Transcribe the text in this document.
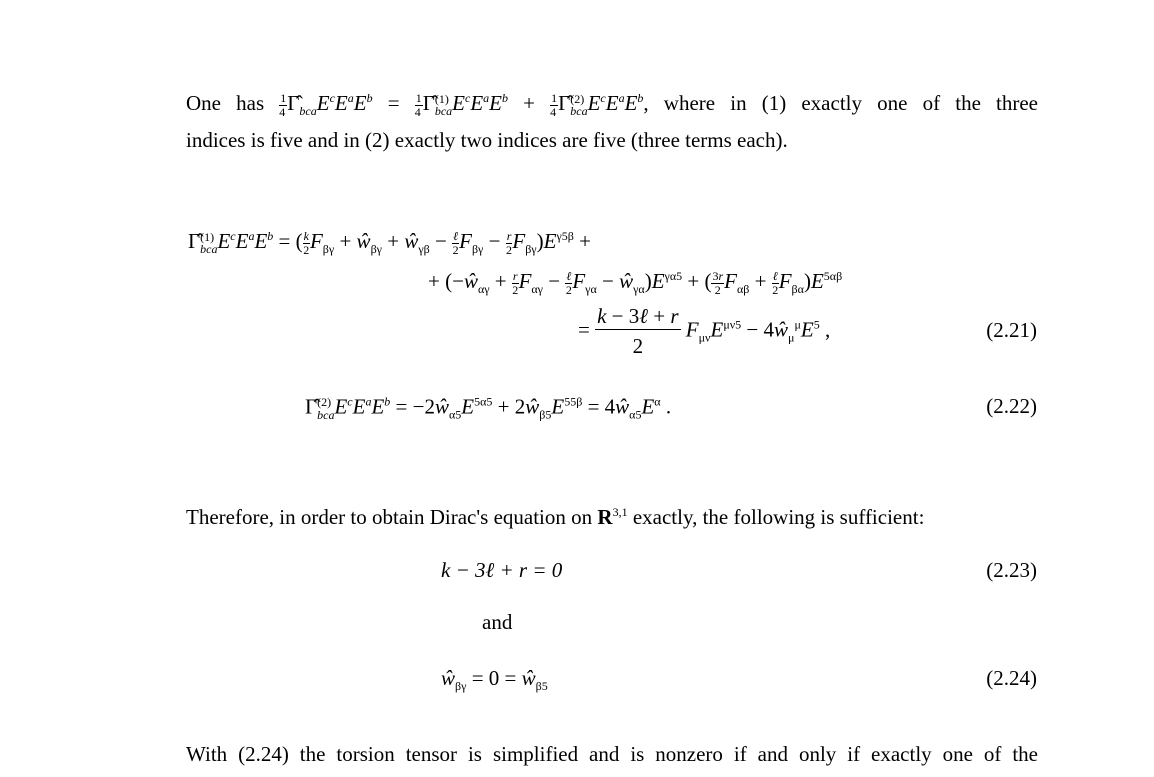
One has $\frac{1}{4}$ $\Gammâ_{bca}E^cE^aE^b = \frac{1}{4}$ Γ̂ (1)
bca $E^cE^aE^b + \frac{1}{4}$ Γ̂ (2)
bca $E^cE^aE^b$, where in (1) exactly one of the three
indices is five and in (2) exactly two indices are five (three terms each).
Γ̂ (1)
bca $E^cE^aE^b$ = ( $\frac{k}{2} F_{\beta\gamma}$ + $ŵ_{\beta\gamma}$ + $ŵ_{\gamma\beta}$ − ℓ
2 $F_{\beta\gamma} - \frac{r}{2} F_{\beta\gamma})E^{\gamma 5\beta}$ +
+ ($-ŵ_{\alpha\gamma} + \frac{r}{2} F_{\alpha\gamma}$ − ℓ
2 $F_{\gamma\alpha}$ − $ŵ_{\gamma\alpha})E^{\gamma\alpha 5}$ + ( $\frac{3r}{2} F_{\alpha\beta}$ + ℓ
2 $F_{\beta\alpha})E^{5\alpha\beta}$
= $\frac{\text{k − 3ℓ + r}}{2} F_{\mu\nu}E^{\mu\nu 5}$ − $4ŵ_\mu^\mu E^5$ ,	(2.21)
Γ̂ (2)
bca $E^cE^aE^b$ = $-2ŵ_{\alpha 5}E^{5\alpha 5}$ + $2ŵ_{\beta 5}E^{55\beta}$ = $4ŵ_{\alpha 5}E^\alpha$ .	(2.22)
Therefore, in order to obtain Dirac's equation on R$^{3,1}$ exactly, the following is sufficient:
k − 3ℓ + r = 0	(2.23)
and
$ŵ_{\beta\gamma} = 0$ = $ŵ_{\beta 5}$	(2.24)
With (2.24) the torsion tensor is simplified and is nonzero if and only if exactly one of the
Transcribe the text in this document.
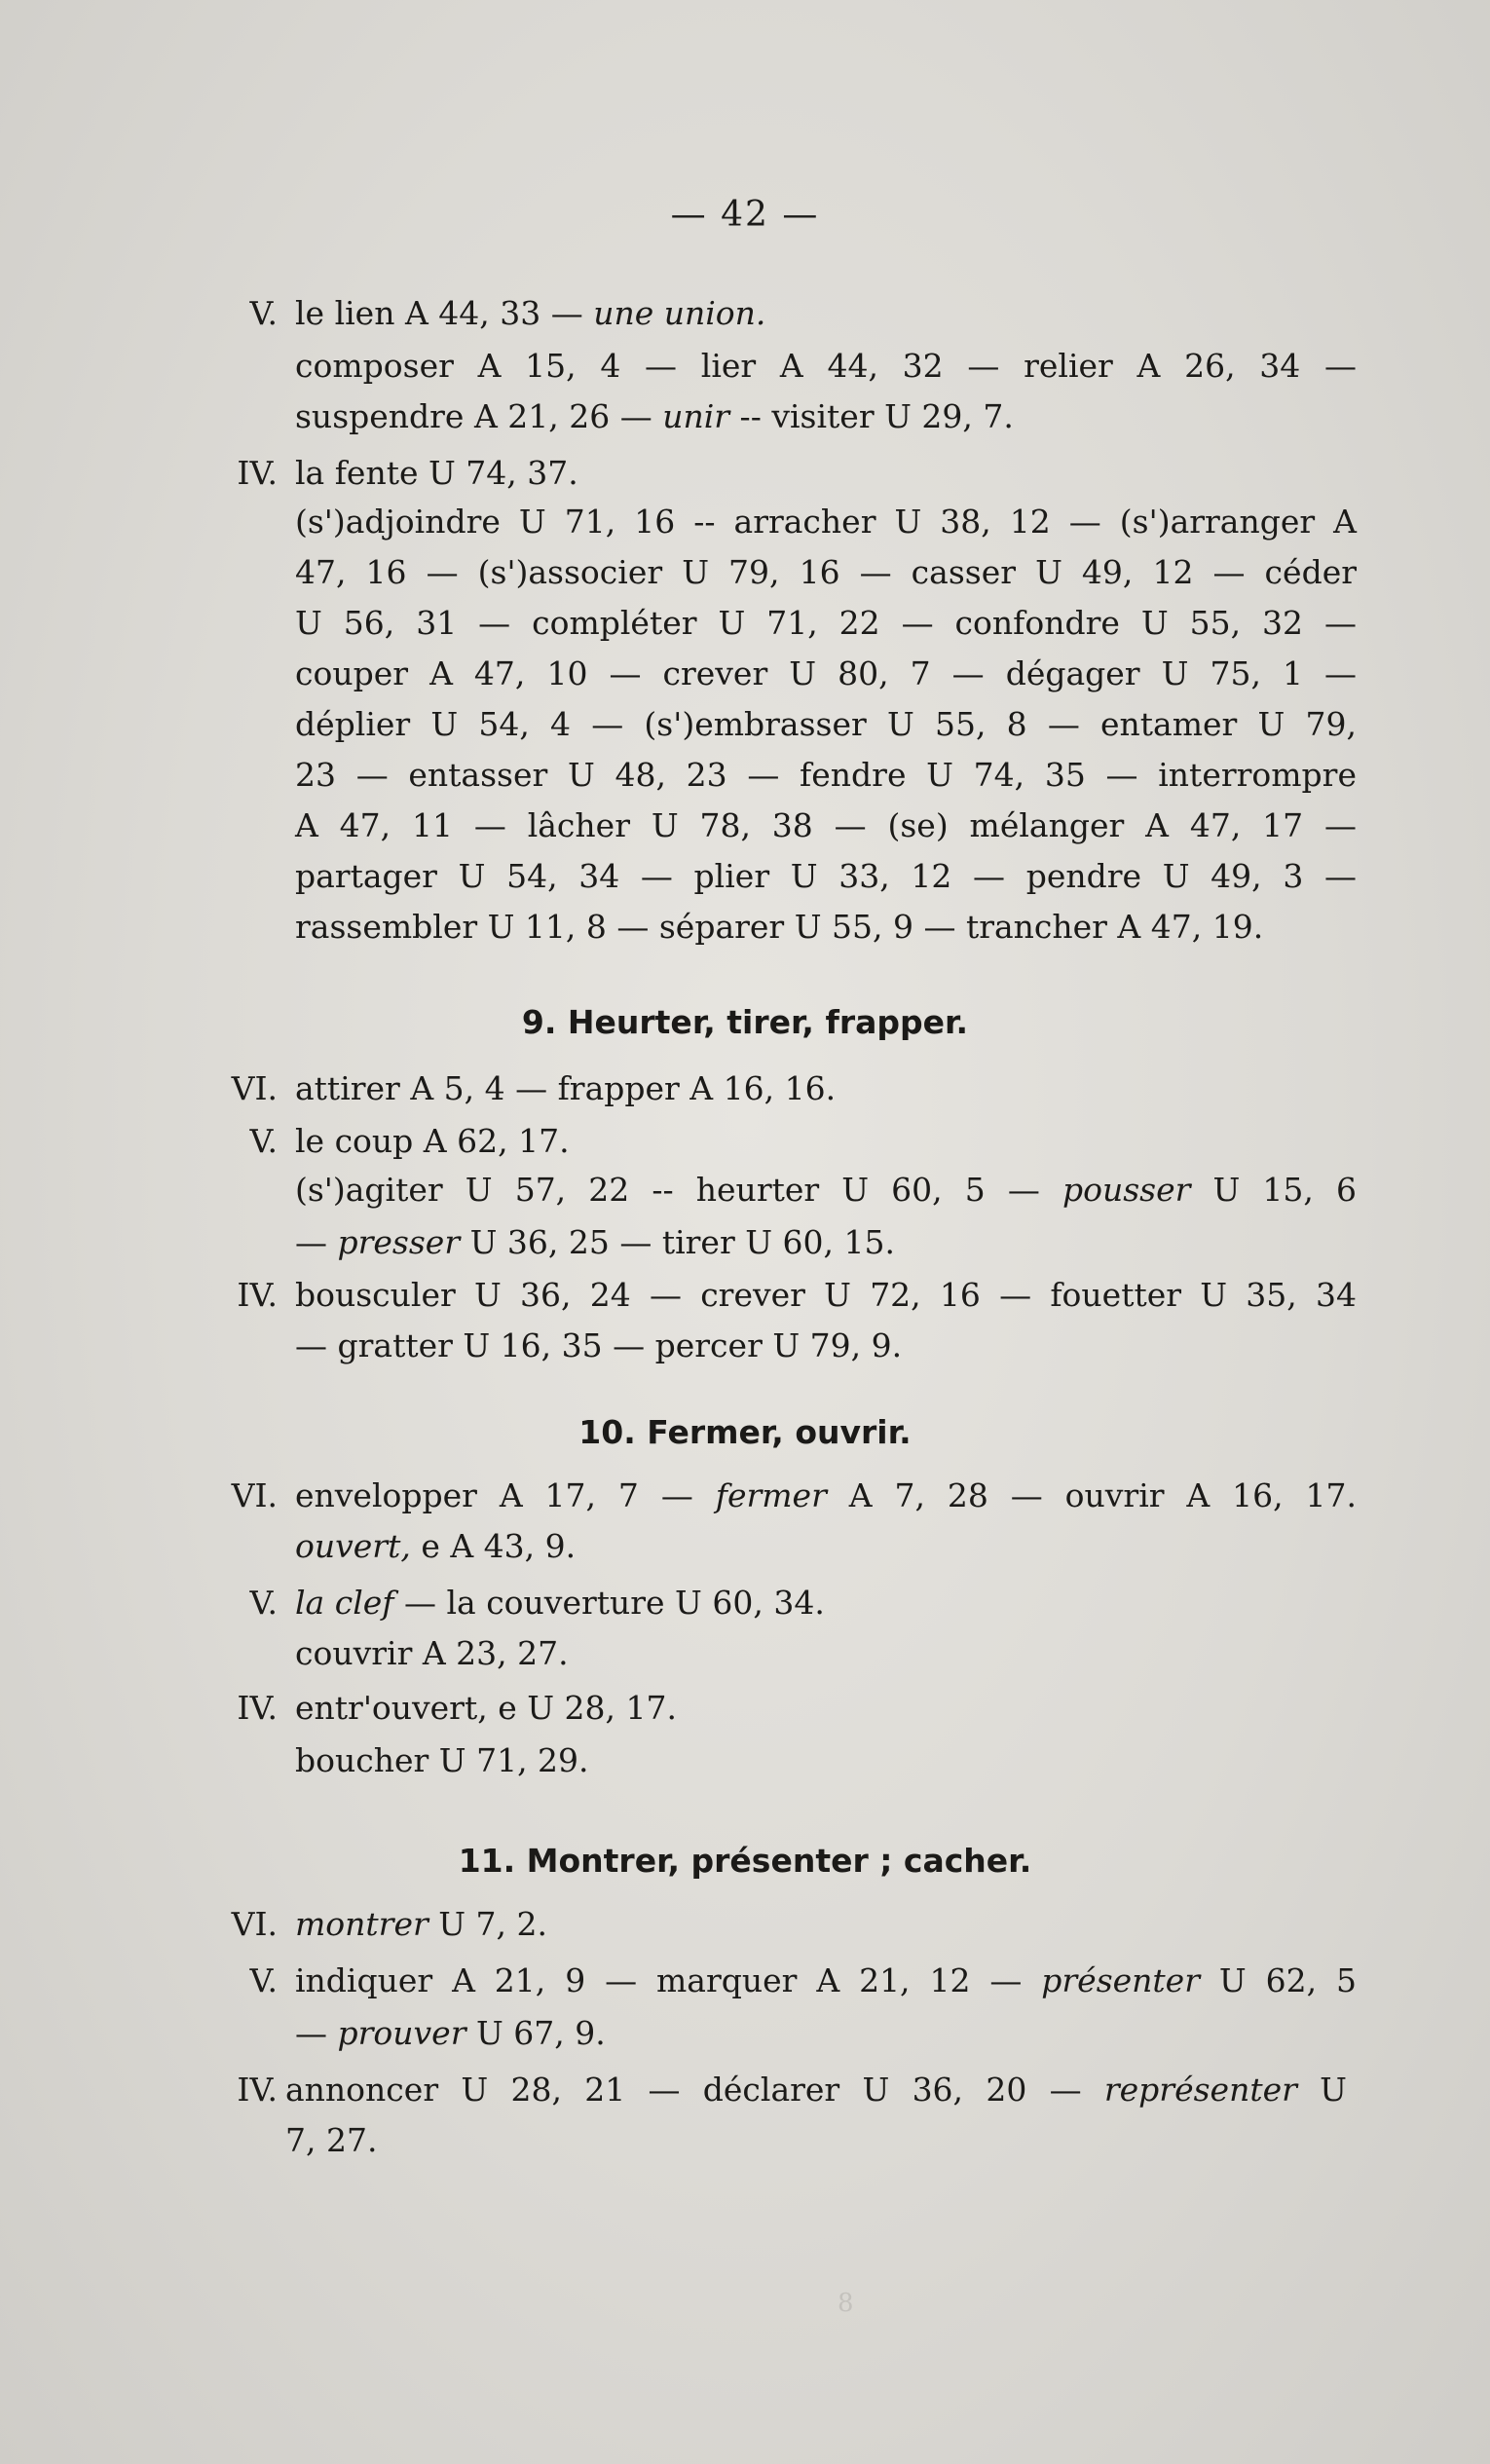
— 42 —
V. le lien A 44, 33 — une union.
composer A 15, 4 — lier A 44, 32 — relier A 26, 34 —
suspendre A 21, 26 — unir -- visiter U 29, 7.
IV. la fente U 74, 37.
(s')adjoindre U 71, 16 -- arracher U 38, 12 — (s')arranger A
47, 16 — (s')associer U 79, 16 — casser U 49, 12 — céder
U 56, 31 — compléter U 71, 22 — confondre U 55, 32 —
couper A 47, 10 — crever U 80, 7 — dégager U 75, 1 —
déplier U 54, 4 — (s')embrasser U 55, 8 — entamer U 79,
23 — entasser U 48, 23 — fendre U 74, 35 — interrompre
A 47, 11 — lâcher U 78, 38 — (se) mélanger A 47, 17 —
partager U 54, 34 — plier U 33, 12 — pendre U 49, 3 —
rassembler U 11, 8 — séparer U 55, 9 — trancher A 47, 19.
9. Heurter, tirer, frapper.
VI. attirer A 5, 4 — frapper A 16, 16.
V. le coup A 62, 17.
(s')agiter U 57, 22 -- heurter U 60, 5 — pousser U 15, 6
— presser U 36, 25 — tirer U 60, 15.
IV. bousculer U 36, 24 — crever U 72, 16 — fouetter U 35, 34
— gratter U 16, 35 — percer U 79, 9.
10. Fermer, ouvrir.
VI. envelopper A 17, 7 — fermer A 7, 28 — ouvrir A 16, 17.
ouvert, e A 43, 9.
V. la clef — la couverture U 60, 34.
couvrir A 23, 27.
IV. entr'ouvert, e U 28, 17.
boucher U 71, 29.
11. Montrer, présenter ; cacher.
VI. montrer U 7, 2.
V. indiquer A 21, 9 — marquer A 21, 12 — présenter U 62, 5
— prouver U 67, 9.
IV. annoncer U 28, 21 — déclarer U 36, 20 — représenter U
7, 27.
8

• [EXERCISE]: Any pictures should be dropped; transcribe the rest of the records above exactly.

• [FINISHED EXERCISE]:
Transcribe the text in this document.
One has $\frac{1}{4}$ $\Gammâ_{bca}E^cE^aE^b = \frac{1}{4}$ Γ̂ (1)
bca $E^cE^aE^b + \frac{1}{4}$ Γ̂ (2)
bca $E^cE^aE^b$, where in (1) exactly one of the three
indices is five and in (2) exactly two indices are five (three terms each).
Γ̂ (1)
bca $E^cE^aE^b$ = ( $\frac{k}{2} F_{\beta\gamma}$ + $ŵ_{\beta\gamma}$ + $ŵ_{\gamma\beta}$ − ℓ
2 $F_{\beta\gamma} - \frac{r}{2} F_{\beta\gamma})E^{\gamma 5\beta}$ +
+ ($-ŵ_{\alpha\gamma} + \frac{r}{2} F_{\alpha\gamma}$ − ℓ
2 $F_{\gamma\alpha}$ − $ŵ_{\gamma\alpha})E^{\gamma\alpha 5}$ + ( $\frac{3r}{2} F_{\alpha\beta}$ + ℓ
2 $F_{\beta\alpha})E^{5\alpha\beta}$
= $\frac{\text{k − 3ℓ + r}}{2} F_{\mu\nu}E^{\mu\nu 5}$ − $4ŵ_\mu^\mu E^5$ ,	(2.21)
Γ̂ (2)
bca $E^cE^aE^b$ = $-2ŵ_{\alpha 5}E^{5\alpha 5}$ + $2ŵ_{\beta 5}E^{55\beta}$ = $4ŵ_{\alpha 5}E^\alpha$ .	(2.22)
Therefore, in order to obtain Dirac's equation on R$^{3,1}$ exactly, the following is sufficient:
k − 3ℓ + r = 0	(2.23)
and
$ŵ_{\beta\gamma} = 0$ = $ŵ_{\beta 5}$	(2.24)
With (2.24) the torsion tensor is simplified and is nonzero if and only if exactly one of the
Transcribe the text in this document.
— 42 —
V. le lien A 44, 33 — une union.
composer A 15, 4 — lier A 44, 32 — relier A 26, 34 —
suspendre A 21, 26 — unir -- visiter U 29, 7.
IV. la fente U 74, 37.
(s')adjoindre U 71, 16 -- arracher U 38, 12 — (s')arranger A
47, 16 — (s')associer U 79, 16 — casser U 49, 12 — céder
U 56, 31 — compléter U 71, 22 — confondre U 55, 32 —
couper A 47, 10 — crever U 80, 7 — dégager U 75, 1 —
déplier U 54, 4 — (s')embrasser U 55, 8 — entamer U 79,
23 — entasser U 48, 23 — fendre U 74, 35 — interrompre
A 47, 11 — lâcher U 78, 38 — (se) mélanger A 47, 17 —
partager U 54, 34 — plier U 33, 12 — pendre U 49, 3 —
rassembler U 11, 8 — séparer U 55, 9 — trancher A 47, 19.
9. Heurter, tirer, frapper.
VI. attirer A 5, 4 — frapper A 16, 16.
V. le coup A 62, 17.
(s')agiter U 57, 22 -- heurter U 60, 5 — pousser U 15, 6
— presser U 36, 25 — tirer U 60, 15.
IV. bousculer U 36, 24 — crever U 72, 16 — fouetter U 35, 34
— gratter U 16, 35 — percer U 79, 9.
10. Fermer, ouvrir.
VI. envelopper A 17, 7 — fermer A 7, 28 — ouvrir A 16, 17.
ouvert, e A 43, 9.
V. la clef — la couverture U 60, 34.
couvrir A 23, 27.
IV. entr'ouvert, e U 28, 17.
boucher U 71, 29.
11. Montrer, présenter ; cacher.
VI. montrer U 7, 2.
V. indiquer A 21, 9 — marquer A 21, 12 — présenter U 62, 5
— prouver U 67, 9.
IV. annoncer U 28, 21 — déclarer U 36, 20 — représenter U
7, 27.
8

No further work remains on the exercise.